-- Instruction --
Sort through the entries below and pull out lines containing the word "passed".

Dataset items
▶
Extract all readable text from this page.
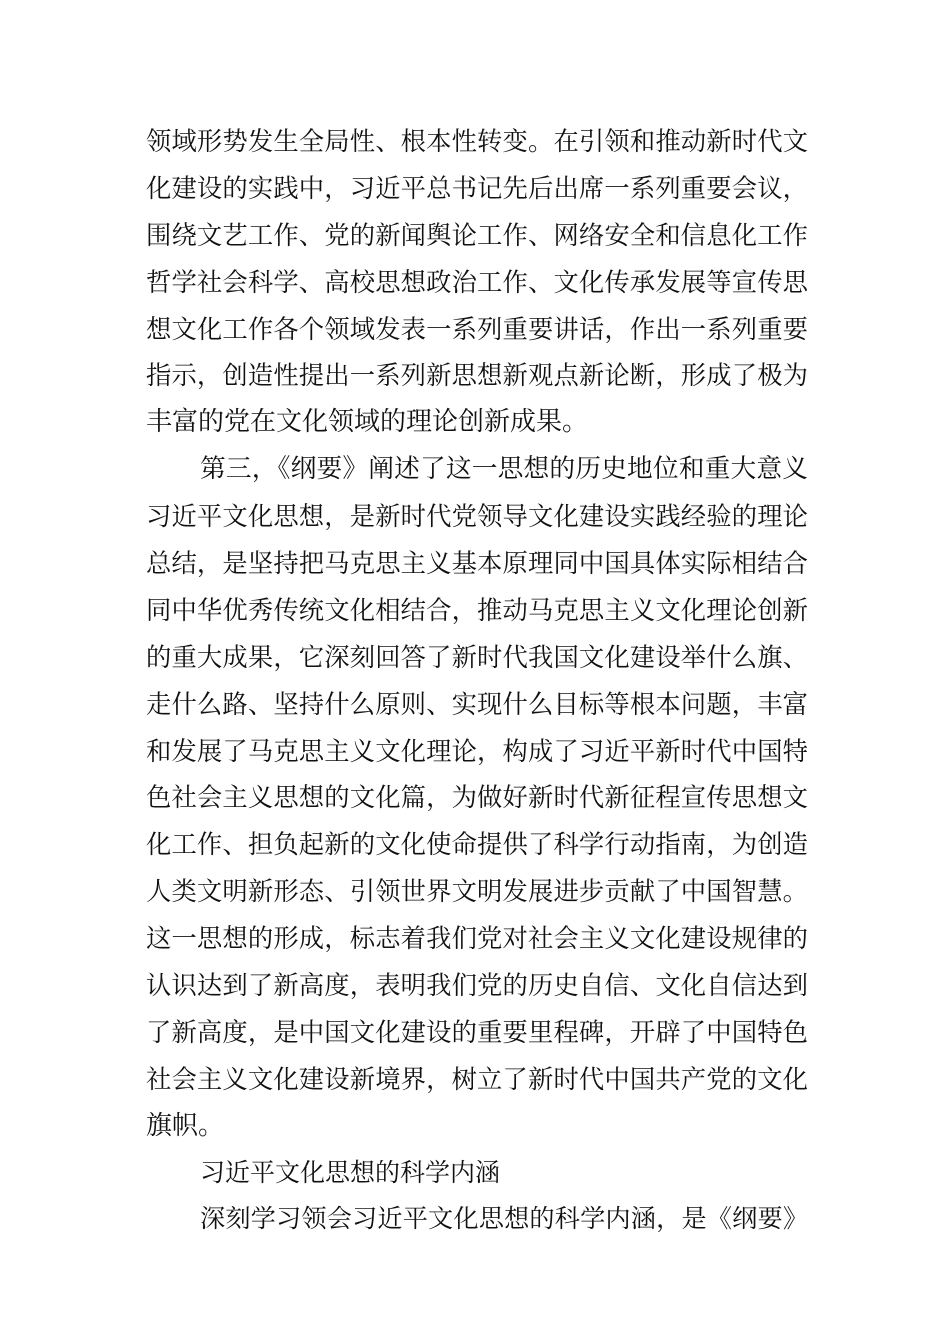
领域形势发生全局性、根本性转变。在引领和推动新时代文
化建设的实践中，习近平总书记先后出席一系列重要会议，
围绕文艺工作、党的新闻舆论工作、网络安全和信息化工作
哲学社会科学、高校思想政治工作、文化传承发展等宣传思
想文化工作各个领域发表一系列重要讲话，作出一系列重要
指示，创造性提出一系列新思想新观点新论断，形成了极为
丰富的党在文化领域的理论创新成果。
第三，《纲要》阐述了这一思想的历史地位和重大意义
习近平文化思想，是新时代党领导文化建设实践经验的理论
总结，是坚持把马克思主义基本原理同中国具体实际相结合
同中华优秀传统文化相结合，推动马克思主义文化理论创新
的重大成果，它深刻回答了新时代我国文化建设举什么旗、
走什么路、坚持什么原则、实现什么目标等根本问题，丰富
和发展了马克思主义文化理论，构成了习近平新时代中国特
色社会主义思想的文化篇，为做好新时代新征程宣传思想文
化工作、担负起新的文化使命提供了科学行动指南，为创造
人类文明新形态、引领世界文明发展进步贡献了中国智慧。
这一思想的形成，标志着我们党对社会主义文化建设规律的
认识达到了新高度，表明我们党的历史自信、文化自信达到
了新高度，是中国文化建设的重要里程碑，开辟了中国特色
社会主义文化建设新境界，树立了新时代中国共产党的文化
旗帜。
习近平文化思想的科学内涵
深刻学习领会习近平文化思想的科学内涵，是《纲要》
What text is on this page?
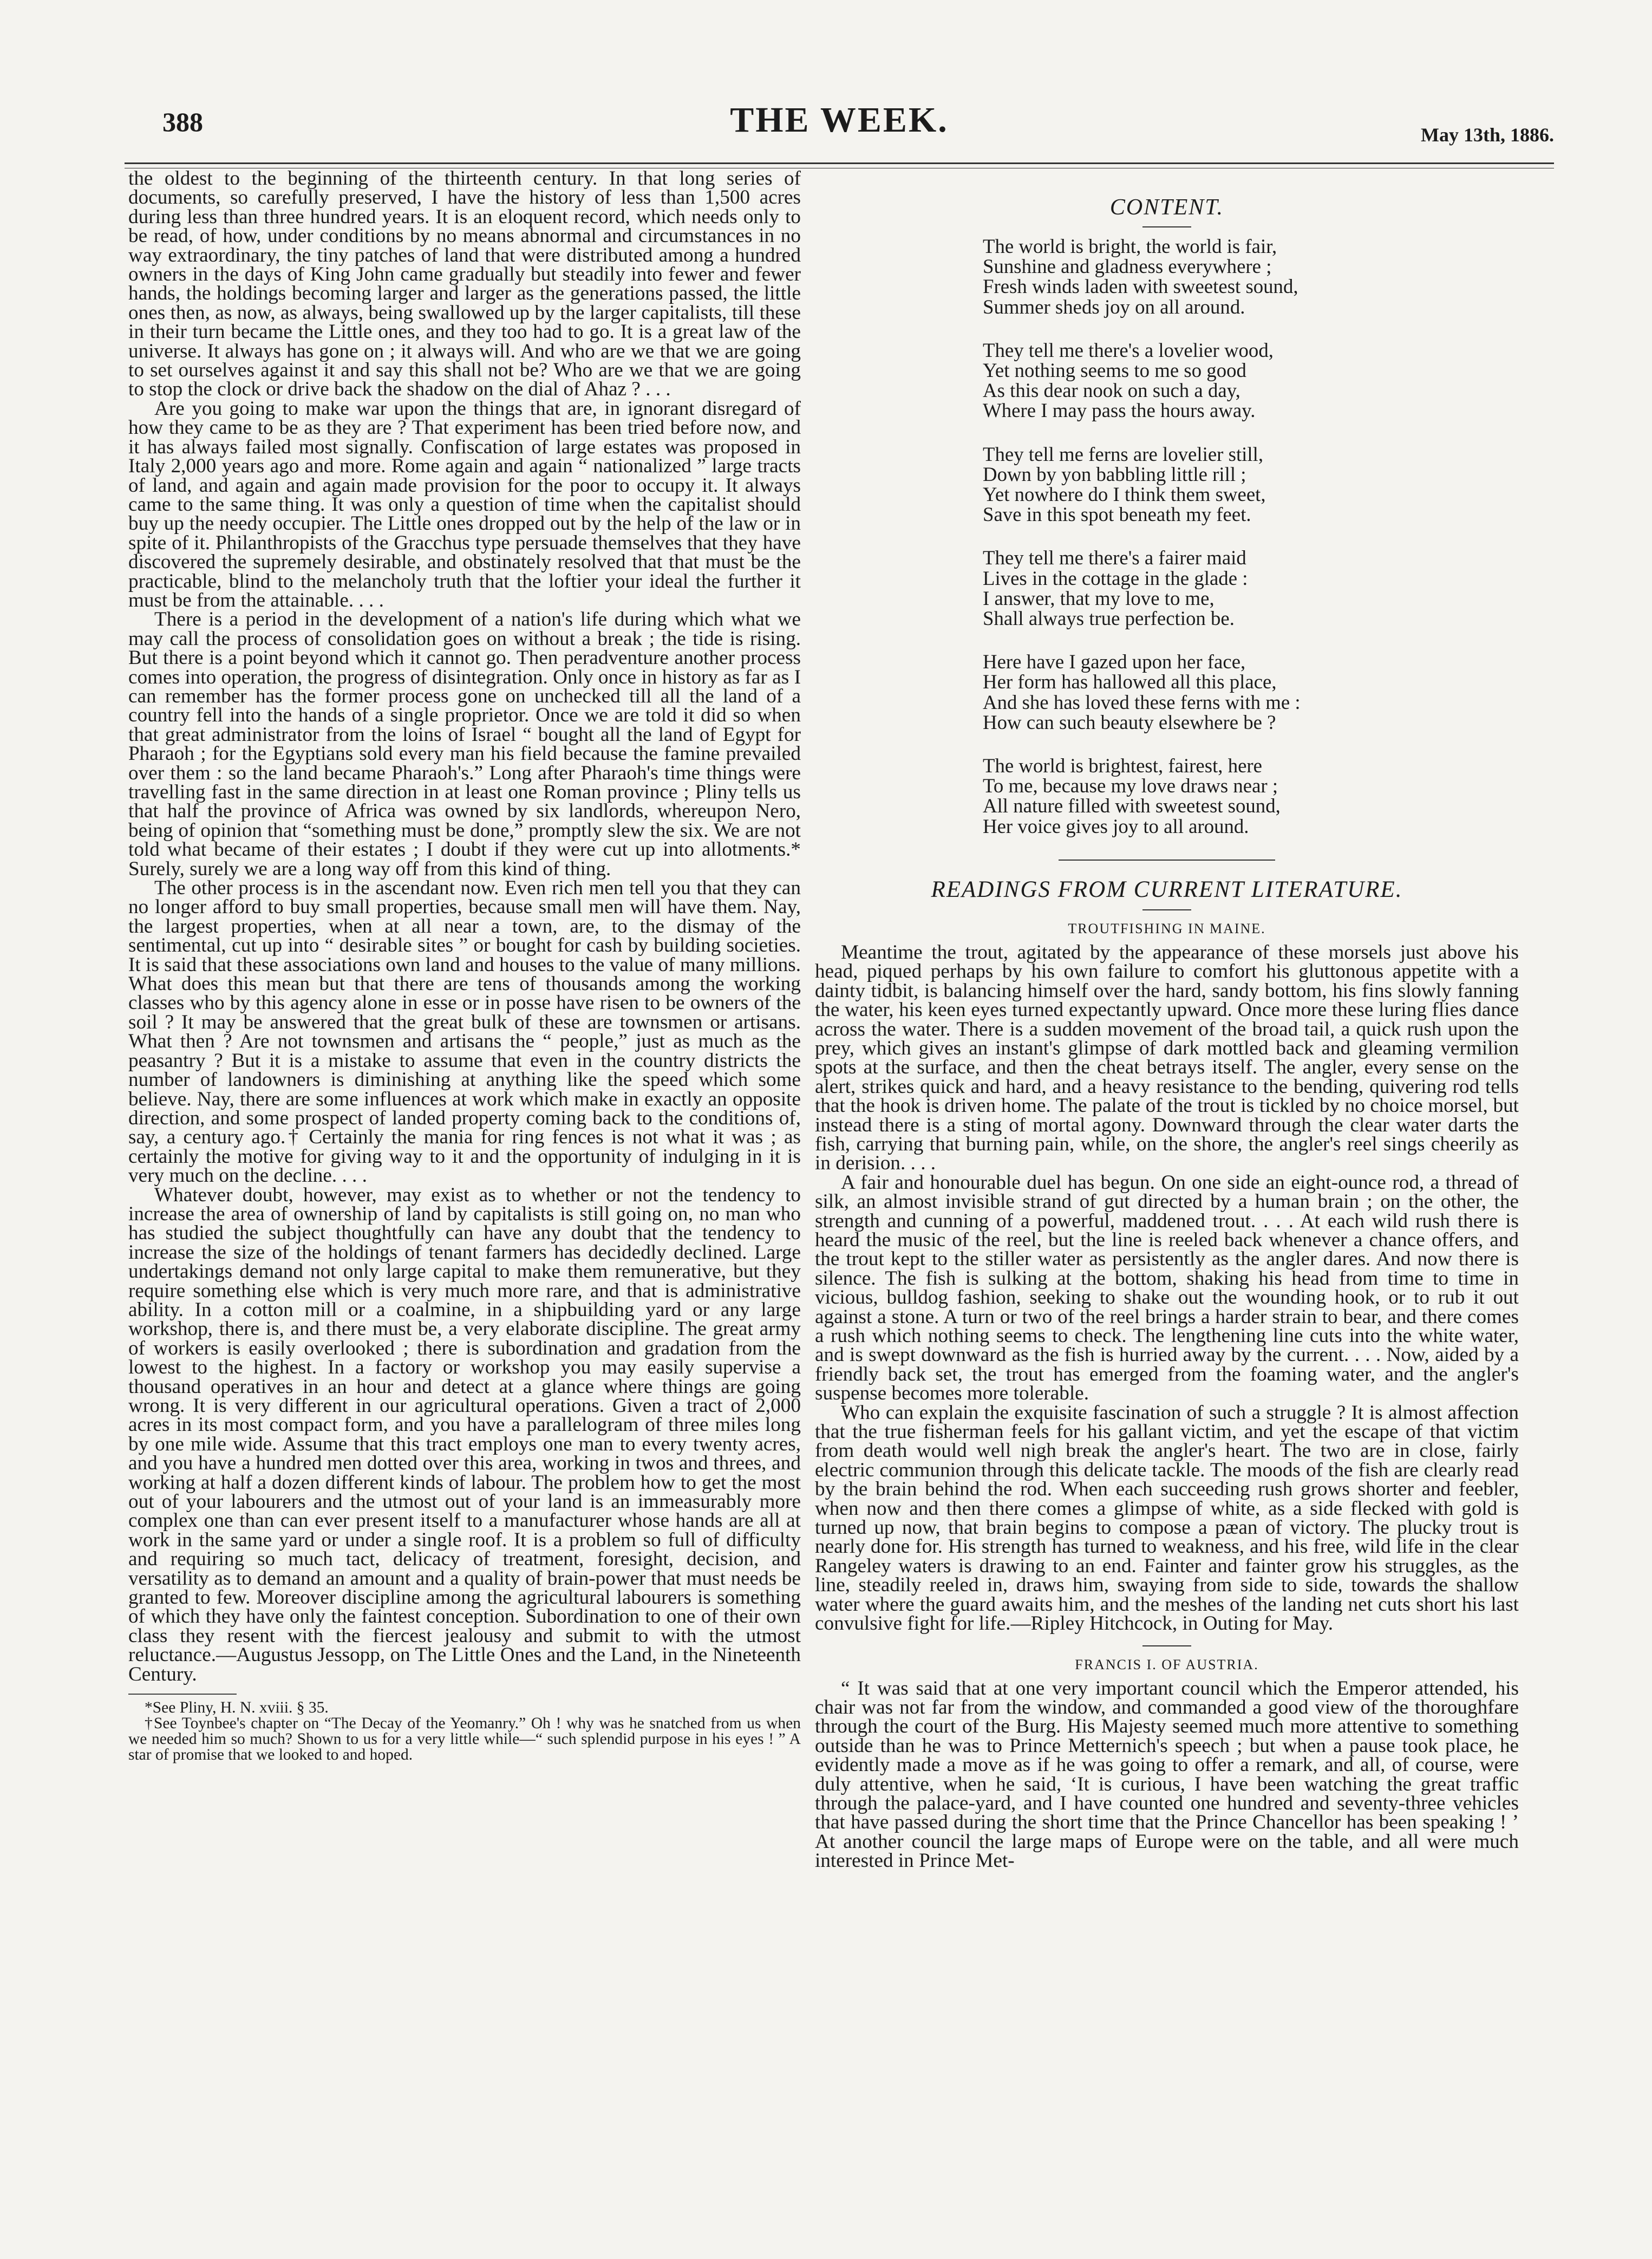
388	THE WEEK.	May 13th, 1886.

the oldest to the beginning of the thirteenth century. In that long series of documents, so carefully preserved, I have the history of less than 1,500 acres during less than three hundred years. It is an eloquent record, which needs only to be read, of how, under conditions by no means abnormal and circumstances in no way extraordinary, the tiny patches of land that were distributed among a hundred owners in the days of King John came gradually but steadily into fewer and fewer hands, the holdings becoming larger and larger as the generations passed, the little ones then, as now, as always, being swallowed up by the larger capitalists, till these in their turn became the Little ones, and they too had to go. It is a great law of the universe. It always has gone on ; it always will. And who are we that we are going to set ourselves against it and say this shall not be? Who are we that we are going to stop the clock or drive back the shadow on the dial of Ahaz ? . . .

Are you going to make war upon the things that are, in ignorant disregard of how they came to be as they are ? That experiment has been tried before now, and it has always failed most signally. Confiscation of large estates was proposed in Italy 2,000 years ago and more. Rome again and again “ nationalized ” large tracts of land, and again and again made provision for the poor to occupy it. It always came to the same thing. It was only a question of time when the capitalist should buy up the needy occupier. The Little ones dropped out by the help of the law or in spite of it. Philanthropists of the Gracchus type persuade themselves that they have discovered the supremely desirable, and obstinately resolved that that must be the practicable, blind to the melancholy truth that the loftier your ideal the further it must be from the attainable. . . .

There is a period in the development of a nation's life during which what we may call the process of consolidation goes on without a break ; the tide is rising. But there is a point beyond which it cannot go. Then peradventure another process comes into operation, the progress of disintegration. Only once in history as far as I can remember has the former process gone on unchecked till all the land of a country fell into the hands of a single proprietor. Once we are told it did so when that great administrator from the loins of Israel “ bought all the land of Egypt for Pharaoh ; for the Egyptians sold every man his field because the famine prevailed over them : so the land became Pharaoh's.” Long after Pharaoh's time things were travelling fast in the same direction in at least one Roman province ; Pliny tells us that half the province of Africa was owned by six landlords, whereupon Nero, being of opinion that “something must be done,” promptly slew the six. We are not told what became of their estates ; I doubt if they were cut up into allotments.* Surely, surely we are a long way off from this kind of thing.

The other process is in the ascendant now. Even rich men tell you that they can no longer afford to buy small properties, because small men will have them. Nay, the largest properties, when at all near a town, are, to the dismay of the sentimental, cut up into “ desirable sites ” or bought for cash by building societies. It is said that these associations own land and houses to the value of many millions. What does this mean but that there are tens of thousands among the working classes who by this agency alone in esse or in posse have risen to be owners of the soil ? It may be answered that the great bulk of these are townsmen or artisans. What then ? Are not townsmen and artisans the “ people,” just as much as the peasantry ? But it is a mistake to assume that even in the country districts the number of landowners is diminishing at anything like the speed which some believe. Nay, there are some influences at work which make in exactly an opposite direction, and some prospect of landed property coming back to the conditions of, say, a century ago.† Certainly the mania for ring fences is not what it was ; as certainly the motive for giving way to it and the opportunity of indulging in it is very much on the decline. . . .

Whatever doubt, however, may exist as to whether or not the tendency to increase the area of ownership of land by capitalists is still going on, no man who has studied the subject thoughtfully can have any doubt that the tendency to increase the size of the holdings of tenant farmers has decidedly declined. Large undertakings demand not only large capital to make them remunerative, but they require something else which is very much more rare, and that is administrative ability. In a cotton mill or a coalmine, in a shipbuilding yard or any large workshop, there is, and there must be, a very elaborate discipline. The great army of workers is easily overlooked ; there is subordination and gradation from the lowest to the highest. In a factory or workshop you may easily supervise a thousand operatives in an hour and detect at a glance where things are going wrong. It is very different in our agricultural operations. Given a tract of 2,000 acres in its most compact form, and you have a parallelogram of three miles long by one mile wide. Assume that this tract employs one man to every twenty acres, and you have a hundred men dotted over this area, working in twos and threes, and working at half a dozen different kinds of labour. The problem how to get the most out of your labourers and the utmost out of your land is an immeasurably more complex one than can ever present itself to a manufacturer whose hands are all at work in the same yard or under a single roof. It is a problem so full of difficulty and requiring so much tact, delicacy of treatment, foresight, decision, and versatility as to demand an amount and a quality of brain-power that must needs be granted to few. Moreover discipline among the agricultural labourers is something of which they have only the faintest conception. Subordination to one of their own class they resent with the fiercest jealousy and submit to with the utmost reluctance.—Augustus Jessopp, on The Little Ones and the Land, in the Nineteenth Century.

*See Pliny, H. N. xviii. § 35.

†See Toynbee's chapter on “The Decay of the Yeomanry.” Oh ! why was he snatched from us when we needed him so much? Shown to us for a very little while—“ such splendid purpose in his eyes ! ” A star of promise that we looked to and hoped.

CONTENT.
The world is bright, the world is fair,
Sunshine and gladness everywhere ;
Fresh winds laden with sweetest sound,
Summer sheds joy on all around.
They tell me there's a lovelier wood,
Yet nothing seems to me so good
As this dear nook on such a day,
Where I may pass the hours away.
They tell me ferns are lovelier still,
Down by yon babbling little rill ;
Yet nowhere do I think them sweet,
Save in this spot beneath my feet.
They tell me there's a fairer maid
Lives in the cottage in the glade :
I answer, that my love to me,
Shall always true perfection be.
Here have I gazed upon her face,
Her form has hallowed all this place,
And she has loved these ferns with me :
How can such beauty elsewhere be ?
The world is brightest, fairest, here
To me, because my love draws near ;
All nature filled with sweetest sound,
Her voice gives joy to all around.
READINGS FROM CURRENT LITERATURE.
TROUTFISHING IN MAINE.

Meantime the trout, agitated by the appearance of these morsels just above his head, piqued perhaps by his own failure to comfort his gluttonous appetite with a dainty tidbit, is balancing himself over the hard, sandy bottom, his fins slowly fanning the water, his keen eyes turned expectantly upward. Once more these luring flies dance across the water. There is a sudden movement of the broad tail, a quick rush upon the prey, which gives an instant's glimpse of dark mottled back and gleaming vermilion spots at the surface, and then the cheat betrays itself. The angler, every sense on the alert, strikes quick and hard, and a heavy resistance to the bending, quivering rod tells that the hook is driven home. The palate of the trout is tickled by no choice morsel, but instead there is a sting of mortal agony. Downward through the clear water darts the fish, carrying that burning pain, while, on the shore, the angler's reel sings cheerily as in derision. . . .

A fair and honourable duel has begun. On one side an eight-ounce rod, a thread of silk, an almost invisible strand of gut directed by a human brain ; on the other, the strength and cunning of a powerful, maddened trout. . . . At each wild rush there is heard the music of the reel, but the line is reeled back whenever a chance offers, and the trout kept to the stiller water as persistently as the angler dares. And now there is silence. The fish is sulking at the bottom, shaking his head from time to time in vicious, bulldog fashion, seeking to shake out the wounding hook, or to rub it out against a stone. A turn or two of the reel brings a harder strain to bear, and there comes a rush which nothing seems to check. The lengthening line cuts into the white water, and is swept downward as the fish is hurried away by the current. . . . Now, aided by a friendly back set, the trout has emerged from the foaming water, and the angler's suspense becomes more tolerable.

Who can explain the exquisite fascination of such a struggle ? It is almost affection that the true fisherman feels for his gallant victim, and yet the escape of that victim from death would well nigh break the angler's heart. The two are in close, fairly electric communion through this delicate tackle. The moods of the fish are clearly read by the brain behind the rod. When each succeeding rush grows shorter and feebler, when now and then there comes a glimpse of white, as a side flecked with gold is turned up now, that brain begins to compose a pæan of victory. The plucky trout is nearly done for. His strength has turned to weakness, and his free, wild life in the clear Rangeley waters is drawing to an end. Fainter and fainter grow his struggles, as the line, steadily reeled in, draws him, swaying from side to side, towards the shallow water where the guard awaits him, and the meshes of the landing net cuts short his last convulsive fight for life.—Ripley Hitchcock, in Outing for May.

FRANCIS I. OF AUSTRIA.

“ It was said that at one very important council which the Emperor attended, his chair was not far from the window, and commanded a good view of the thoroughfare through the court of the Burg. His Majesty seemed much more attentive to something outside than he was to Prince Metternich's speech ; but when a pause took place, he evidently made a move as if he was going to offer a remark, and all, of course, were duly attentive, when he said, ‘It is curious, I have been watching the great traffic through the palace-yard, and I have counted one hundred and seventy-three vehicles that have passed during the short time that the Prince Chancellor has been speaking ! ’ At another council the large maps of Europe were on the table, and all were much interested in Prince Met-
◀
-- Complete answer --
the oldest to the beginning of the thirteenth century. In that long series of documents, so carefully preserved, I have the history of less than 1,500 acres during less than three hundred years. It is an eloquent record, which needs only to be read, of how, under conditions by no means abnormal and circumstances in no way extraordinary, the tiny patches of land that were distributed among a hundred owners in the days of King John came gradually but steadily into fewer and fewer hands, the holdings becoming larger and larger as the generations passed, the little ones then, as now, as always, being swallowed up by the larger capitalists, till these in their turn became the Little ones, and they too had to go. It is a great law of the universe. It always has gone on ; it always will. And who are we that we are going to set ourselves against it and say this shall not be? Who are we that we are going to stop the clock or drive back the shadow on the dial of Ahaz ? . . .
“ It was said that at one very important council which the Emperor attended, his chair was not far from the window, and commanded a good view of the thoroughfare through the court of the Burg. His Majesty seemed much more attentive to something outside than he was to Prince Metternich's speech ; but when a pause took place, he evidently made a move as if he was going to offer a remark, and all, of course, were duly attentive, when he said, ‘It is curious, I have been watching the great traffic through the palace-yard, and I have counted one hundred and seventy-three vehicles that have passed during the short time that the Prince Chancellor has been speaking ! ’ At another council the large maps of Europe were on the table, and all were much interested in Prince Met-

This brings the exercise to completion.